### Written task
Copy the lines below as they are; omit the images they contain.

### Records shown
[Start]
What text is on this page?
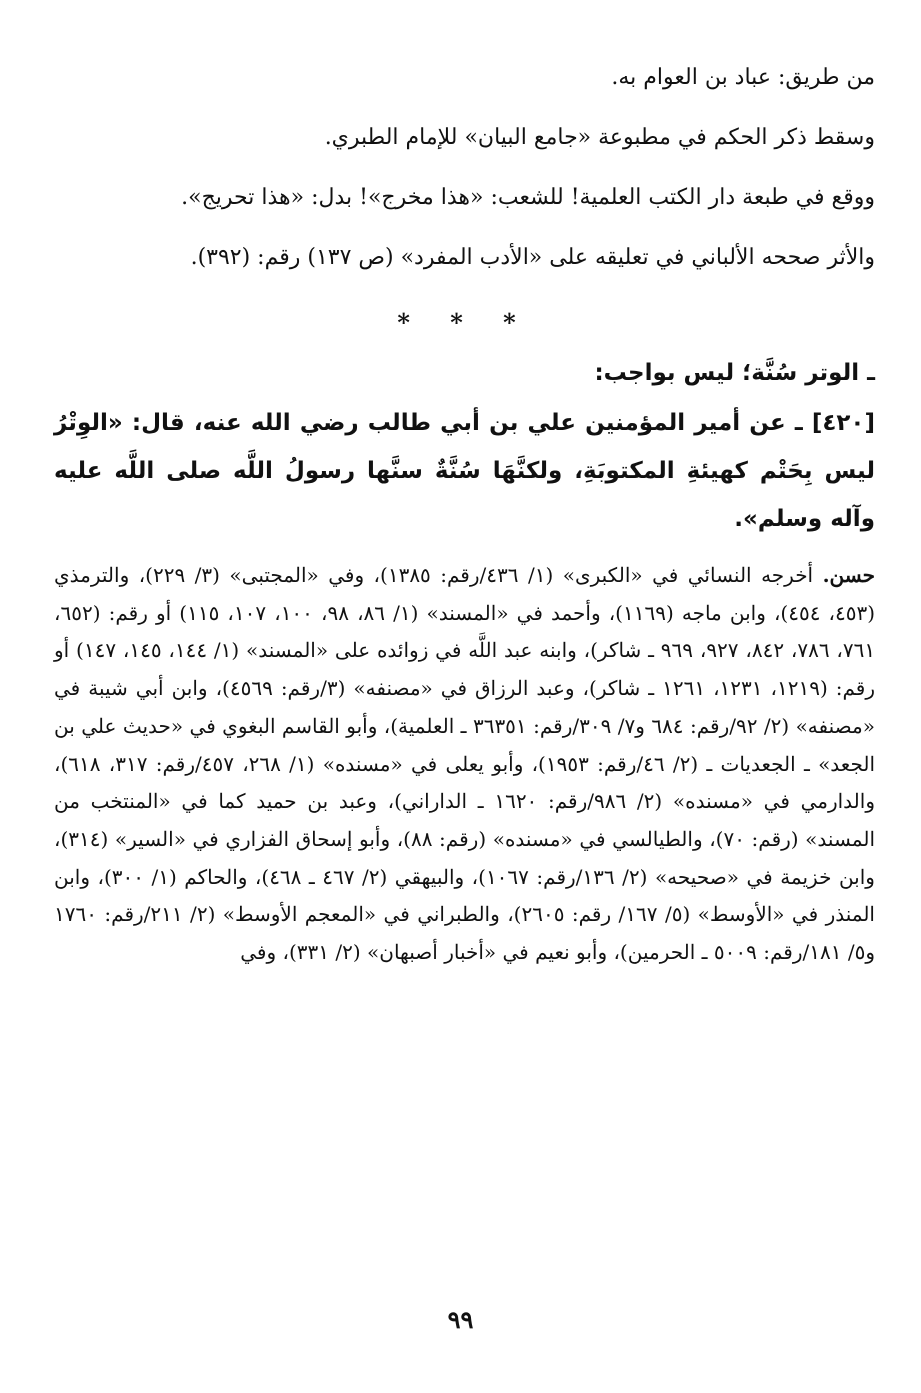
من طريق: عباد بن العوام به.

وسقط ذكر الحكم في مطبوعة «جامع البيان» للإمام الطبري.

ووقع في طبعة دار الكتب العلمية! للشعب: «هذا مخرج»! بدل: «هذا تحريج».

والأثر صححه الألباني في تعليقه على «الأدب المفرد» (ص ١٣٧) رقم: (٣٩٢).

* * *
ـ الوتر سُنَّة؛ ليس بواجب:

[٤٢٠] ـ عن أمير المؤمنين علي بن أبي طالب رضي الله عنه، قال: «الوِتْرُ ليس بِحَتْم كهيئةِ المكتوبَةِ، ولكنَّهَا سُنَّةٌ سنَّها رسولُ اللَّه صلى اللَّه عليه وآله وسلم».

حسن. أخرجه النسائي في «الكبرى» (١/ ٤٣٦/رقم: ١٣٨٥)، وفي «المجتبى» (٣/ ٢٢٩)، والترمذي (٤٥٣، ٤٥٤)، وابن ماجه (١١٦٩)، وأحمد في «المسند» (١/ ٨٦، ٩٨، ١٠٠، ١٠٧، ١١٥) أو رقم: (٦٥٢، ٧٦١، ٧٨٦، ٨٤٢، ٩٢٧، ٩٦٩ ـ شاكر)، وابنه عبد اللَّه في زوائده على «المسند» (١/ ١٤٤، ١٤٥، ١٤٧) أو رقم: (١٢١٩، ١٢٣١، ١٢٦١ ـ شاكر)، وعبد الرزاق في «مصنفه» (٣/رقم: ٤٥٦٩)، وابن أبي شيبة في «مصنفه» (٢/ ٩٢/رقم: ٦٨٤ و٧/ ٣٠٩/رقم: ٣٦٣٥١ ـ العلمية)، وأبو القاسم البغوي في «حديث علي بن الجعد» ـ الجعديات ـ (٢/ ٤٦/رقم: ١٩٥٣)، وأبو يعلى في «مسنده» (١/ ٢٦٨، ٤٥٧/رقم: ٣١٧، ٦١٨)، والدارمي في «مسنده» (٢/ ٩٨٦/رقم: ١٦٢٠ ـ الداراني)، وعبد بن حميد كما في «المنتخب من المسند» (رقم: ٧٠)، والطيالسي في «مسنده» (رقم: ٨٨)، وأبو إسحاق الفزاري في «السير» (٣١٤)، وابن خزيمة في «صحيحه» (٢/ ١٣٦/رقم: ١٠٦٧)، والبيهقي (٢/ ٤٦٧ ـ ٤٦٨)، والحاكم (١/ ٣٠٠)، وابن المنذر في «الأوسط» (٥/ ١٦٧/ رقم: ٢٦٠٥)، والطبراني في «المعجم الأوسط» (٢/ ٢١١/رقم: ١٧٦٠ و٥/ ١٨١/رقم: ٥٠٠٩ ـ الحرمين)، وأبو نعيم في «أخبار أصبهان» (٢/ ٣٣١)، وفي

٩٩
[End]
### Output of the exercise
What text is on this page?
من طريق: عباد بن العوام به.

وسقط ذكر الحكم في مطبوعة «جامع البيان» للإمام الطبري.

ووقع في طبعة دار الكتب العلمية! للشعب: «هذا مخرج»! بدل: «هذا تحريج».

والأثر صححه الألباني في تعليقه على «الأدب المفرد» (ص ١٣٧) رقم: (٣٩٢).

* * *
ـ الوتر سُنَّة؛ ليس بواجب:

[٤٢٠] ـ عن أمير المؤمنين علي بن أبي طالب رضي الله عنه، قال: «الوِتْرُ ليس بِحَتْم كهيئةِ المكتوبَةِ، ولكنَّهَا سُنَّةٌ سنَّها رسولُ اللَّه صلى اللَّه عليه وآله وسلم».

حسن. أخرجه النسائي في «الكبرى» (١/ ٤٣٦/رقم: ١٣٨٥)، وفي «المجتبى» (٣/ ٢٢٩)، والترمذي (٤٥٣، ٤٥٤)، وابن ماجه (١١٦٩)، وأحمد في «المسند» (١/ ٨٦، ٩٨، ١٠٠، ١٠٧، ١١٥) أو رقم: (٦٥٢، ٧٦١، ٧٨٦، ٨٤٢، ٩٢٧، ٩٦٩ ـ شاكر)، وابنه عبد اللَّه في زوائده على «المسند» (١/ ١٤٤، ١٤٥، ١٤٧) أو رقم: (١٢١٩، ١٢٣١، ١٢٦١ ـ شاكر)، وعبد الرزاق في «مصنفه» (٣/رقم: ٤٥٦٩)، وابن أبي شيبة في «مصنفه» (٢/ ٩٢/رقم: ٦٨٤ و٧/ ٣٠٩/رقم: ٣٦٣٥١ ـ العلمية)، وأبو القاسم البغوي في «حديث علي بن الجعد» ـ الجعديات ـ (٢/ ٤٦/رقم: ١٩٥٣)، وأبو يعلى في «مسنده» (١/ ٢٦٨، ٤٥٧/رقم: ٣١٧، ٦١٨)، والدارمي في «مسنده» (٢/ ٩٨٦/رقم: ١٦٢٠ ـ الداراني)، وعبد بن حميد كما في «المنتخب من المسند» (رقم: ٧٠)، والطيالسي في «مسنده» (رقم: ٨٨)، وأبو إسحاق الفزاري في «السير» (٣١٤)، وابن خزيمة في «صحيحه» (٢/ ١٣٦/رقم: ١٠٦٧)، والبيهقي (٢/ ٤٦٧ ـ ٤٦٨)، والحاكم (١/ ٣٠٠)، وابن المنذر في «الأوسط» (٥/ ١٦٧/ رقم: ٢٦٠٥)، والطبراني في «المعجم الأوسط» (٢/ ٢١١/رقم: ١٧٦٠ و٥/ ١٨١/رقم: ٥٠٠٩ ـ الحرمين)، وأبو نعيم في «أخبار أصبهان» (٢/ ٣٣١)، وفي

٩٩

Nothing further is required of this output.